- Items
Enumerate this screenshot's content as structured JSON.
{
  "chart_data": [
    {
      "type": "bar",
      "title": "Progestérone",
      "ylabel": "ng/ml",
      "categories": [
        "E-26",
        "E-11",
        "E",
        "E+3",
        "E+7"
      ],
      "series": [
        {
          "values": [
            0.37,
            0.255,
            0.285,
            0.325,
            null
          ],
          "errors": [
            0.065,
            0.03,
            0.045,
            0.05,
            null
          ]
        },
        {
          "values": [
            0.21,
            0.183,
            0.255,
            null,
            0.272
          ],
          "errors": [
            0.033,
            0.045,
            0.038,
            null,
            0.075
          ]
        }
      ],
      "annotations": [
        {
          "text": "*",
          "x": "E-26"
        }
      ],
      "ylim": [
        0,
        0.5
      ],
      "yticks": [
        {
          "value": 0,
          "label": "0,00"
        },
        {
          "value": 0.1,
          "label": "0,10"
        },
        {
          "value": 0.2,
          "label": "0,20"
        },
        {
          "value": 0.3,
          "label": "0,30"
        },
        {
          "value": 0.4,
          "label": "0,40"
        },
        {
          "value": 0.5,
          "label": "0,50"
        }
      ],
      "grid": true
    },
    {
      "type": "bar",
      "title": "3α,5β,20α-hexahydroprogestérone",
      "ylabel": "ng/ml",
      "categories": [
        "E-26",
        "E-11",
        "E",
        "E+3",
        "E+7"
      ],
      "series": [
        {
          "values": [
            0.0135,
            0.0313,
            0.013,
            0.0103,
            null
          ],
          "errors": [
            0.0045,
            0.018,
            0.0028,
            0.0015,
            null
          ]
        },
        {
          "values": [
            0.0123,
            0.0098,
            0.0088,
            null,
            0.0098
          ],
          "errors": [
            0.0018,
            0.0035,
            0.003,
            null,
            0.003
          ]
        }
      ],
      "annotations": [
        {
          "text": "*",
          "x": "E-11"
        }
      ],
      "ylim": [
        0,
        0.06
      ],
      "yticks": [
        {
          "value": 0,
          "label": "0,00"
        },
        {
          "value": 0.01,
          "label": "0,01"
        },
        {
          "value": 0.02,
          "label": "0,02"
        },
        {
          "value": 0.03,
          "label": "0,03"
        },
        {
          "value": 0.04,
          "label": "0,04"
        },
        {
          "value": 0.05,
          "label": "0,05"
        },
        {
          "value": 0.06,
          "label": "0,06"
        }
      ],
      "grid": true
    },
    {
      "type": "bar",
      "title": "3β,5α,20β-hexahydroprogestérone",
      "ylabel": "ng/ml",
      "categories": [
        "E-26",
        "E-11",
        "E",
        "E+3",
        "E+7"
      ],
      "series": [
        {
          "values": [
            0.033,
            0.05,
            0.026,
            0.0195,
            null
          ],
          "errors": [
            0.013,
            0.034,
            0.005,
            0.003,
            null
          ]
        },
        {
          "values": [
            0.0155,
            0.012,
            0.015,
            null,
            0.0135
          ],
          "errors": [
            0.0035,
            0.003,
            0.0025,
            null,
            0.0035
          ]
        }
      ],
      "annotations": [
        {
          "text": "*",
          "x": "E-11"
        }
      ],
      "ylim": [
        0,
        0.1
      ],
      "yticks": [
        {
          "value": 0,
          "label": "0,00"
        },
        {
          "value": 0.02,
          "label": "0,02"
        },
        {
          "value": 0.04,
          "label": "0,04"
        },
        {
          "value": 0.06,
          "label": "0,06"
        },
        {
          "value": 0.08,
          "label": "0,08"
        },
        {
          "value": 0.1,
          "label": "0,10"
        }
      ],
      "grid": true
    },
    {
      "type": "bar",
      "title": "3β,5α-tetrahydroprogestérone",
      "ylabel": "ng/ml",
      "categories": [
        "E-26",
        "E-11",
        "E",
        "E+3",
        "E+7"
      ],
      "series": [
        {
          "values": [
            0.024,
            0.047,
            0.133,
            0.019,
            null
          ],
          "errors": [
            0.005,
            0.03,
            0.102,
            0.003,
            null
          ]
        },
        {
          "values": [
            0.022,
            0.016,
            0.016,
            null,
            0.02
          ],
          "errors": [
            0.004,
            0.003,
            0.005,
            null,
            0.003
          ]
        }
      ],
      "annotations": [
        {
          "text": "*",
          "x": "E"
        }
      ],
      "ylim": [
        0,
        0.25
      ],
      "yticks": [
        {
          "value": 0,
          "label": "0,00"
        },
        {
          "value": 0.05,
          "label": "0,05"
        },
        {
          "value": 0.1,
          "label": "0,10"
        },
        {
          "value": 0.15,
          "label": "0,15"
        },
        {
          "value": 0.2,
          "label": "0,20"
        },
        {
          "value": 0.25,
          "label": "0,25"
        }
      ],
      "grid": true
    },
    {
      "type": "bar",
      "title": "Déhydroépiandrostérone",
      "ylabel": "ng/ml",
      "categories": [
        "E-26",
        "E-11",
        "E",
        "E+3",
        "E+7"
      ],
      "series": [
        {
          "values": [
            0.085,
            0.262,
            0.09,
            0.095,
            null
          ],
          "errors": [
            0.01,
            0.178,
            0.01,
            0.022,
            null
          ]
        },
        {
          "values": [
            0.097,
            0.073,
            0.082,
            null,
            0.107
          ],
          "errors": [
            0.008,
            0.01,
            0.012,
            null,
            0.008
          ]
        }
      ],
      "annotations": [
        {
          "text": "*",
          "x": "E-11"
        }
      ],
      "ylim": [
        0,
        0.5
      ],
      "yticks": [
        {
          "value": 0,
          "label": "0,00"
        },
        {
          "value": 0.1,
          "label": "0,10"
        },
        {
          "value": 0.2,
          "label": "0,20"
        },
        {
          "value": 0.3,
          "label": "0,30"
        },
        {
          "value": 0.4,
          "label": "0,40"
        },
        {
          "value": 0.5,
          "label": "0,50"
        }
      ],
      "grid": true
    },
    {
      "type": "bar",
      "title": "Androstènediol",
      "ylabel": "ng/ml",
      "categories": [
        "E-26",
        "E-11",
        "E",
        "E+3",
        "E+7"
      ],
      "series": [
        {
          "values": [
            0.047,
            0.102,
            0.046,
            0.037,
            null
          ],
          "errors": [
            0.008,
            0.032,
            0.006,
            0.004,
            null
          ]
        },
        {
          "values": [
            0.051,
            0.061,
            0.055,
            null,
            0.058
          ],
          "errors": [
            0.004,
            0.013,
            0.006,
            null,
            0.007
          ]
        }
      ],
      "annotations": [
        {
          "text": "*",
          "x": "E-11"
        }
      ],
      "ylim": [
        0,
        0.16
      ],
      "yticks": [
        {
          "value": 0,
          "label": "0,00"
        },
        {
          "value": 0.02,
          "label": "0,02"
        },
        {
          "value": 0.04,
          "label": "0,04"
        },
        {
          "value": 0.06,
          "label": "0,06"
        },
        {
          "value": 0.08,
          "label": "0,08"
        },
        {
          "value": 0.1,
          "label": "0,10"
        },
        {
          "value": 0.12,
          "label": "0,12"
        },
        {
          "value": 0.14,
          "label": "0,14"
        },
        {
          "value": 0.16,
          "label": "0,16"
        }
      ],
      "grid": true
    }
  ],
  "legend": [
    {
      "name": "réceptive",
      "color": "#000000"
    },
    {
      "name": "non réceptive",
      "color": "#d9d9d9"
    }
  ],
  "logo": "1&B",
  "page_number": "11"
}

- Work to do
Every entry should be printed again exactly as it stands.

- Task solution
Enumerate this screenshot's content as structured JSON.
{
  "chart_data": [
    {
      "type": "bar",
      "title": "Progestérone",
      "ylabel": "ng/ml",
      "categories": [
        "E-26",
        "E-11",
        "E",
        "E+3",
        "E+7"
      ],
      "series": [
        {
          "values": [
            0.37,
            0.255,
            0.285,
            0.325,
            null
          ],
          "errors": [
            0.065,
            0.03,
            0.045,
            0.05,
            null
          ]
        },
        {
          "values": [
            0.21,
            0.183,
            0.255,
            null,
            0.272
          ],
          "errors": [
            0.033,
            0.045,
            0.038,
            null,
            0.075
          ]
        }
      ],
      "annotations": [
        {
          "text": "*",
          "x": "E-26"
        }
      ],
      "ylim": [
        0,
        0.5
      ],
      "yticks": [
        {
          "value": 0,
          "label": "0,00"
        },
        {
          "value": 0.1,
          "label": "0,10"
        },
        {
          "value": 0.2,
          "label": "0,20"
        },
        {
          "value": 0.3,
          "label": "0,30"
        },
        {
          "value": 0.4,
          "label": "0,40"
        },
        {
          "value": 0.5,
          "label": "0,50"
        }
      ],
      "grid": true
    },
    {
      "type": "bar",
      "title": "3α,5β,20α-hexahydroprogestérone",
      "ylabel": "ng/ml",
      "categories": [
        "E-26",
        "E-11",
        "E",
        "E+3",
        "E+7"
      ],
      "series": [
        {
          "values": [
            0.0135,
            0.0313,
            0.013,
            0.0103,
            null
          ],
          "errors": [
            0.0045,
            0.018,
            0.0028,
            0.0015,
            null
          ]
        },
        {
          "values": [
            0.0123,
            0.0098,
            0.0088,
            null,
            0.0098
          ],
          "errors": [
            0.0018,
            0.0035,
            0.003,
            null,
            0.003
          ]
        }
      ],
      "annotations": [
        {
          "text": "*",
          "x": "E-11"
        }
      ],
      "ylim": [
        0,
        0.06
      ],
      "yticks": [
        {
          "value": 0,
          "label": "0,00"
        },
        {
          "value": 0.01,
          "label": "0,01"
        },
        {
          "value": 0.02,
          "label": "0,02"
        },
        {
          "value": 0.03,
          "label": "0,03"
        },
        {
          "value": 0.04,
          "label": "0,04"
        },
        {
          "value": 0.05,
          "label": "0,05"
        },
        {
          "value": 0.06,
          "label": "0,06"
        }
      ],
      "grid": true
    },
    {
      "type": "bar",
      "title": "3β,5α,20β-hexahydroprogestérone",
      "ylabel": "ng/ml",
      "categories": [
        "E-26",
        "E-11",
        "E",
        "E+3",
        "E+7"
      ],
      "series": [
        {
          "values": [
            0.033,
            0.05,
            0.026,
            0.0195,
            null
          ],
          "errors": [
            0.013,
            0.034,
            0.005,
            0.003,
            null
          ]
        },
        {
          "values": [
            0.0155,
            0.012,
            0.015,
            null,
            0.0135
          ],
          "errors": [
            0.0035,
            0.003,
            0.0025,
            null,
            0.0035
          ]
        }
      ],
      "annotations": [
        {
          "text": "*",
          "x": "E-11"
        }
      ],
      "ylim": [
        0,
        0.1
      ],
      "yticks": [
        {
          "value": 0,
          "label": "0,00"
        },
        {
          "value": 0.02,
          "label": "0,02"
        },
        {
          "value": 0.04,
          "label": "0,04"
        },
        {
          "value": 0.06,
          "label": "0,06"
        },
        {
          "value": 0.08,
          "label": "0,08"
        },
        {
          "value": 0.1,
          "label": "0,10"
        }
      ],
      "grid": true
    },
    {
      "type": "bar",
      "title": "3β,5α-tetrahydroprogestérone",
      "ylabel": "ng/ml",
      "categories": [
        "E-26",
        "E-11",
        "E",
        "E+3",
        "E+7"
      ],
      "series": [
        {
          "values": [
            0.024,
            0.047,
            0.133,
            0.019,
            null
          ],
          "errors": [
            0.005,
            0.03,
            0.102,
            0.003,
            null
          ]
        },
        {
          "values": [
            0.022,
            0.016,
            0.016,
            null,
            0.02
          ],
          "errors": [
            0.004,
            0.003,
            0.005,
            null,
            0.003
          ]
        }
      ],
      "annotations": [
        {
          "text": "*",
          "x": "E"
        }
      ],
      "ylim": [
        0,
        0.25
      ],
      "yticks": [
        {
          "value": 0,
          "label": "0,00"
        },
        {
          "value": 0.05,
          "label": "0,05"
        },
        {
          "value": 0.1,
          "label": "0,10"
        },
        {
          "value": 0.15,
          "label": "0,15"
        },
        {
          "value": 0.2,
          "label": "0,20"
        },
        {
          "value": 0.25,
          "label": "0,25"
        }
      ],
      "grid": true
    },
    {
      "type": "bar",
      "title": "Déhydroépiandrostérone",
      "ylabel": "ng/ml",
      "categories": [
        "E-26",
        "E-11",
        "E",
        "E+3",
        "E+7"
      ],
      "series": [
        {
          "values": [
            0.085,
            0.262,
            0.09,
            0.095,
            null
          ],
          "errors": [
            0.01,
            0.178,
            0.01,
            0.022,
            null
          ]
        },
        {
          "values": [
            0.097,
            0.073,
            0.082,
            null,
            0.107
          ],
          "errors": [
            0.008,
            0.01,
            0.012,
            null,
            0.008
          ]
        }
      ],
      "annotations": [
        {
          "text": "*",
          "x": "E-11"
        }
      ],
      "ylim": [
        0,
        0.5
      ],
      "yticks": [
        {
          "value": 0,
          "label": "0,00"
        },
        {
          "value": 0.1,
          "label": "0,10"
        },
        {
          "value": 0.2,
          "label": "0,20"
        },
        {
          "value": 0.3,
          "label": "0,30"
        },
        {
          "value": 0.4,
          "label": "0,40"
        },
        {
          "value": 0.5,
          "label": "0,50"
        }
      ],
      "grid": true
    },
    {
      "type": "bar",
      "title": "Androstènediol",
      "ylabel": "ng/ml",
      "categories": [
        "E-26",
        "E-11",
        "E",
        "E+3",
        "E+7"
      ],
      "series": [
        {
          "values": [
            0.047,
            0.102,
            0.046,
            0.037,
            null
          ],
          "errors": [
            0.008,
            0.032,
            0.006,
            0.004,
            null
          ]
        },
        {
          "values": [
            0.051,
            0.061,
            0.055,
            null,
            0.058
          ],
          "errors": [
            0.004,
            0.013,
            0.006,
            null,
            0.007
          ]
        }
      ],
      "annotations": [
        {
          "text": "*",
          "x": "E-11"
        }
      ],
      "ylim": [
        0,
        0.16
      ],
      "yticks": [
        {
          "value": 0,
          "label": "0,00"
        },
        {
          "value": 0.02,
          "label": "0,02"
        },
        {
          "value": 0.04,
          "label": "0,04"
        },
        {
          "value": 0.06,
          "label": "0,06"
        },
        {
          "value": 0.08,
          "label": "0,08"
        },
        {
          "value": 0.1,
          "label": "0,10"
        },
        {
          "value": 0.12,
          "label": "0,12"
        },
        {
          "value": 0.14,
          "label": "0,14"
        },
        {
          "value": 0.16,
          "label": "0,16"
        }
      ],
      "grid": true
    }
  ],
  "legend": [
    {
      "name": "réceptive",
      "color": "#000000"
    },
    {
      "name": "non réceptive",
      "color": "#d9d9d9"
    }
  ],
  "logo": "1&B",
  "page_number": "11"
}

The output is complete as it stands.